> [Brief]:
The records that follow must be repeated verbatim, every one of them.

> [Items]:
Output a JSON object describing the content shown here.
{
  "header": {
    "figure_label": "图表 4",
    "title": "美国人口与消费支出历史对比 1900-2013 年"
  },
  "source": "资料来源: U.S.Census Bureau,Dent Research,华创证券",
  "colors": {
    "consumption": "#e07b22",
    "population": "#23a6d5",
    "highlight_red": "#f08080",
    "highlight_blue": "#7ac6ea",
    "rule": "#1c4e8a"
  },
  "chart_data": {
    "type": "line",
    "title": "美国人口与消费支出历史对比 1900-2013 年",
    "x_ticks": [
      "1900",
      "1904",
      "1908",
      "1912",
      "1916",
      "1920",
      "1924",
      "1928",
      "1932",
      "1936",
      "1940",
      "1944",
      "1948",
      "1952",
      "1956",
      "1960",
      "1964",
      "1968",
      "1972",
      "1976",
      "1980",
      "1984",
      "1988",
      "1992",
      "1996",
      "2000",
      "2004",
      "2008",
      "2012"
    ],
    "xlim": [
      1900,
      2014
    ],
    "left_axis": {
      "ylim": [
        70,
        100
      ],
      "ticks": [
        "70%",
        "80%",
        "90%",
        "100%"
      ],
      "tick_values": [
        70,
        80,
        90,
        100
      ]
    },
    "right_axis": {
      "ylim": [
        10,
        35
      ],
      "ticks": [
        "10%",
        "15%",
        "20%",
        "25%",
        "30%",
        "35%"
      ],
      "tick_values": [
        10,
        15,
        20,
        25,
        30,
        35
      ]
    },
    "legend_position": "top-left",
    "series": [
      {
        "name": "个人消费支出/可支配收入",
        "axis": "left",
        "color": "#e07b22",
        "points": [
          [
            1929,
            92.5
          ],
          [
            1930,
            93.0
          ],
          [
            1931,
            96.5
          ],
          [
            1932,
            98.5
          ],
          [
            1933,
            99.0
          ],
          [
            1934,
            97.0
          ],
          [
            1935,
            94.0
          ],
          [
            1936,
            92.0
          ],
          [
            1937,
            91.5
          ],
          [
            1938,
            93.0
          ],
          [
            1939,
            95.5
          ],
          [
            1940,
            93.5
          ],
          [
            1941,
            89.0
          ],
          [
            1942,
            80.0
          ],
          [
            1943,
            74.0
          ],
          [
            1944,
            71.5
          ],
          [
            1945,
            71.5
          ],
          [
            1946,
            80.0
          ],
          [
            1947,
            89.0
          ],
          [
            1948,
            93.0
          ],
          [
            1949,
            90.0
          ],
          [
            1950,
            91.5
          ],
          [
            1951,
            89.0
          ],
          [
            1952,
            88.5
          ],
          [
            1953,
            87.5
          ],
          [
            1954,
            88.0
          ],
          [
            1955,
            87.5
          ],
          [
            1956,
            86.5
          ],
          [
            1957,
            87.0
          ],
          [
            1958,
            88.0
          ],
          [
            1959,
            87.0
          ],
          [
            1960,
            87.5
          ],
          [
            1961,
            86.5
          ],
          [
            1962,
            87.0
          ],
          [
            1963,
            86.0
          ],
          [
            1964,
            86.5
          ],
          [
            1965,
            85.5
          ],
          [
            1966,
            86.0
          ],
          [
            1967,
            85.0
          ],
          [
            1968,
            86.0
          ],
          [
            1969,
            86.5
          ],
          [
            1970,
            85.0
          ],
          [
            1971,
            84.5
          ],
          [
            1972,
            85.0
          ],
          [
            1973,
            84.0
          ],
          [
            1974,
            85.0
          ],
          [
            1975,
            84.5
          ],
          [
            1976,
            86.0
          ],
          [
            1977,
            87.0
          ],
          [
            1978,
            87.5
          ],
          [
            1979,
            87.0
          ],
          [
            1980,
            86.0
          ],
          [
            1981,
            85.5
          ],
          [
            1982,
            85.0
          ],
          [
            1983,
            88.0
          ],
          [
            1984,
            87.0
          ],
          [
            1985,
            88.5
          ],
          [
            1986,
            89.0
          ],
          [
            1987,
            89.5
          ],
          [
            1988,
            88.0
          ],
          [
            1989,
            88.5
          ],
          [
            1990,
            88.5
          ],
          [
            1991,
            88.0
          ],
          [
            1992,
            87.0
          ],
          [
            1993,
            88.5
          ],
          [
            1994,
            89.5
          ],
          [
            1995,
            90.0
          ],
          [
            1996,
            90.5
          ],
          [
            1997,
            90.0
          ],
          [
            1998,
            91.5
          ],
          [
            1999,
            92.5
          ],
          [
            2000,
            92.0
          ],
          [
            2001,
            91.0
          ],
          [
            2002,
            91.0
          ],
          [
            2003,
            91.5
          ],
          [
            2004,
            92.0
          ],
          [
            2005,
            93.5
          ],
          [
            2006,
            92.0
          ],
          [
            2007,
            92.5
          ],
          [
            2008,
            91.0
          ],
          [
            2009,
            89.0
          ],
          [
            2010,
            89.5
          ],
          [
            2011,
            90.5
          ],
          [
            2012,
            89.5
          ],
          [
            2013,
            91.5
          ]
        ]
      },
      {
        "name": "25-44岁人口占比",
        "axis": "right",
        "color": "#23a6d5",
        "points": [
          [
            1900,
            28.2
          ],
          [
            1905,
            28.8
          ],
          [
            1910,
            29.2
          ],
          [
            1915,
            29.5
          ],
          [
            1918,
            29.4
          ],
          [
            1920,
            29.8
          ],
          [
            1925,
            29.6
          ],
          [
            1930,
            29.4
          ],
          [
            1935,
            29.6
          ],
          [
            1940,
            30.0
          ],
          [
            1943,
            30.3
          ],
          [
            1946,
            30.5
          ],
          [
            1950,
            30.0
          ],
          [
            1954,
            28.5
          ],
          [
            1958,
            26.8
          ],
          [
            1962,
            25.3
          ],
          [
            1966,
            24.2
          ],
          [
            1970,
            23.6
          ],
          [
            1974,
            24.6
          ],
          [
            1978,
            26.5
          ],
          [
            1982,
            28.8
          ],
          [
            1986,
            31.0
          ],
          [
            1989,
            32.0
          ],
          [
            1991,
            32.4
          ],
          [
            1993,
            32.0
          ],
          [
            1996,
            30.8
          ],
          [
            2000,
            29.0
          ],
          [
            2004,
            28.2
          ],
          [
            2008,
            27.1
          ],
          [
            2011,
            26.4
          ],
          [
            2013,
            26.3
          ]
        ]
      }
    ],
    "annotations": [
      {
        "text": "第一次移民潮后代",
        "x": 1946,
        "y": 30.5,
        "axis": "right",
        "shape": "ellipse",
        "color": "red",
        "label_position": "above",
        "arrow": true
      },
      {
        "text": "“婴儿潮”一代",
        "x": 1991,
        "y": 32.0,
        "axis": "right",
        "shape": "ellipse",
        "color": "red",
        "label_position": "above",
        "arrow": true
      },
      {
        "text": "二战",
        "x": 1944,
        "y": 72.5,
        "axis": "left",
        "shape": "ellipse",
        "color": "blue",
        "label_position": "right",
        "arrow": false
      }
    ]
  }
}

> [Exercise output]:
Output a JSON object describing the content shown here.
{
  "header": {
    "figure_label": "图表 4",
    "title": "美国人口与消费支出历史对比 1900-2013 年"
  },
  "source": "资料来源: U.S.Census Bureau,Dent Research,华创证券",
  "colors": {
    "consumption": "#e07b22",
    "population": "#23a6d5",
    "highlight_red": "#f08080",
    "highlight_blue": "#7ac6ea",
    "rule": "#1c4e8a"
  },
  "chart_data": {
    "type": "line",
    "title": "美国人口与消费支出历史对比 1900-2013 年",
    "x_ticks": [
      "1900",
      "1904",
      "1908",
      "1912",
      "1916",
      "1920",
      "1924",
      "1928",
      "1932",
      "1936",
      "1940",
      "1944",
      "1948",
      "1952",
      "1956",
      "1960",
      "1964",
      "1968",
      "1972",
      "1976",
      "1980",
      "1984",
      "1988",
      "1992",
      "1996",
      "2000",
      "2004",
      "2008",
      "2012"
    ],
    "xlim": [
      1900,
      2014
    ],
    "left_axis": {
      "ylim": [
        70,
        100
      ],
      "ticks": [
        "70%",
        "80%",
        "90%",
        "100%"
      ],
      "tick_values": [
        70,
        80,
        90,
        100
      ]
    },
    "right_axis": {
      "ylim": [
        10,
        35
      ],
      "ticks": [
        "10%",
        "15%",
        "20%",
        "25%",
        "30%",
        "35%"
      ],
      "tick_values": [
        10,
        15,
        20,
        25,
        30,
        35
      ]
    },
    "legend_position": "top-left",
    "series": [
      {
        "name": "个人消费支出/可支配收入",
        "axis": "left",
        "color": "#e07b22",
        "points": [
          [
            1929,
            92.5
          ],
          [
            1930,
            93.0
          ],
          [
            1931,
            96.5
          ],
          [
            1932,
            98.5
          ],
          [
            1933,
            99.0
          ],
          [
            1934,
            97.0
          ],
          [
            1935,
            94.0
          ],
          [
            1936,
            92.0
          ],
          [
            1937,
            91.5
          ],
          [
            1938,
            93.0
          ],
          [
            1939,
            95.5
          ],
          [
            1940,
            93.5
          ],
          [
            1941,
            89.0
          ],
          [
            1942,
            80.0
          ],
          [
            1943,
            74.0
          ],
          [
            1944,
            71.5
          ],
          [
            1945,
            71.5
          ],
          [
            1946,
            80.0
          ],
          [
            1947,
            89.0
          ],
          [
            1948,
            93.0
          ],
          [
            1949,
            90.0
          ],
          [
            1950,
            91.5
          ],
          [
            1951,
            89.0
          ],
          [
            1952,
            88.5
          ],
          [
            1953,
            87.5
          ],
          [
            1954,
            88.0
          ],
          [
            1955,
            87.5
          ],
          [
            1956,
            86.5
          ],
          [
            1957,
            87.0
          ],
          [
            1958,
            88.0
          ],
          [
            1959,
            87.0
          ],
          [
            1960,
            87.5
          ],
          [
            1961,
            86.5
          ],
          [
            1962,
            87.0
          ],
          [
            1963,
            86.0
          ],
          [
            1964,
            86.5
          ],
          [
            1965,
            85.5
          ],
          [
            1966,
            86.0
          ],
          [
            1967,
            85.0
          ],
          [
            1968,
            86.0
          ],
          [
            1969,
            86.5
          ],
          [
            1970,
            85.0
          ],
          [
            1971,
            84.5
          ],
          [
            1972,
            85.0
          ],
          [
            1973,
            84.0
          ],
          [
            1974,
            85.0
          ],
          [
            1975,
            84.5
          ],
          [
            1976,
            86.0
          ],
          [
            1977,
            87.0
          ],
          [
            1978,
            87.5
          ],
          [
            1979,
            87.0
          ],
          [
            1980,
            86.0
          ],
          [
            1981,
            85.5
          ],
          [
            1982,
            85.0
          ],
          [
            1983,
            88.0
          ],
          [
            1984,
            87.0
          ],
          [
            1985,
            88.5
          ],
          [
            1986,
            89.0
          ],
          [
            1987,
            89.5
          ],
          [
            1988,
            88.0
          ],
          [
            1989,
            88.5
          ],
          [
            1990,
            88.5
          ],
          [
            1991,
            88.0
          ],
          [
            1992,
            87.0
          ],
          [
            1993,
            88.5
          ],
          [
            1994,
            89.5
          ],
          [
            1995,
            90.0
          ],
          [
            1996,
            90.5
          ],
          [
            1997,
            90.0
          ],
          [
            1998,
            91.5
          ],
          [
            1999,
            92.5
          ],
          [
            2000,
            92.0
          ],
          [
            2001,
            91.0
          ],
          [
            2002,
            91.0
          ],
          [
            2003,
            91.5
          ],
          [
            2004,
            92.0
          ],
          [
            2005,
            93.5
          ],
          [
            2006,
            92.0
          ],
          [
            2007,
            92.5
          ],
          [
            2008,
            91.0
          ],
          [
            2009,
            89.0
          ],
          [
            2010,
            89.5
          ],
          [
            2011,
            90.5
          ],
          [
            2012,
            89.5
          ],
          [
            2013,
            91.5
          ]
        ]
      },
      {
        "name": "25-44岁人口占比",
        "axis": "right",
        "color": "#23a6d5",
        "points": [
          [
            1900,
            28.2
          ],
          [
            1905,
            28.8
          ],
          [
            1910,
            29.2
          ],
          [
            1915,
            29.5
          ],
          [
            1918,
            29.4
          ],
          [
            1920,
            29.8
          ],
          [
            1925,
            29.6
          ],
          [
            1930,
            29.4
          ],
          [
            1935,
            29.6
          ],
          [
            1940,
            30.0
          ],
          [
            1943,
            30.3
          ],
          [
            1946,
            30.5
          ],
          [
            1950,
            30.0
          ],
          [
            1954,
            28.5
          ],
          [
            1958,
            26.8
          ],
          [
            1962,
            25.3
          ],
          [
            1966,
            24.2
          ],
          [
            1970,
            23.6
          ],
          [
            1974,
            24.6
          ],
          [
            1978,
            26.5
          ],
          [
            1982,
            28.8
          ],
          [
            1986,
            31.0
          ],
          [
            1989,
            32.0
          ],
          [
            1991,
            32.4
          ],
          [
            1993,
            32.0
          ],
          [
            1996,
            30.8
          ],
          [
            2000,
            29.0
          ],
          [
            2004,
            28.2
          ],
          [
            2008,
            27.1
          ],
          [
            2011,
            26.4
          ],
          [
            2013,
            26.3
          ]
        ]
      }
    ],
    "annotations": [
      {
        "text": "第一次移民潮后代",
        "x": 1946,
        "y": 30.5,
        "axis": "right",
        "shape": "ellipse",
        "color": "red",
        "label_position": "above",
        "arrow": true
      },
      {
        "text": "“婴儿潮”一代",
        "x": 1991,
        "y": 32.0,
        "axis": "right",
        "shape": "ellipse",
        "color": "red",
        "label_position": "above",
        "arrow": true
      },
      {
        "text": "二战",
        "x": 1944,
        "y": 72.5,
        "axis": "left",
        "shape": "ellipse",
        "color": "blue",
        "label_position": "right",
        "arrow": false
      }
    ]
  }
}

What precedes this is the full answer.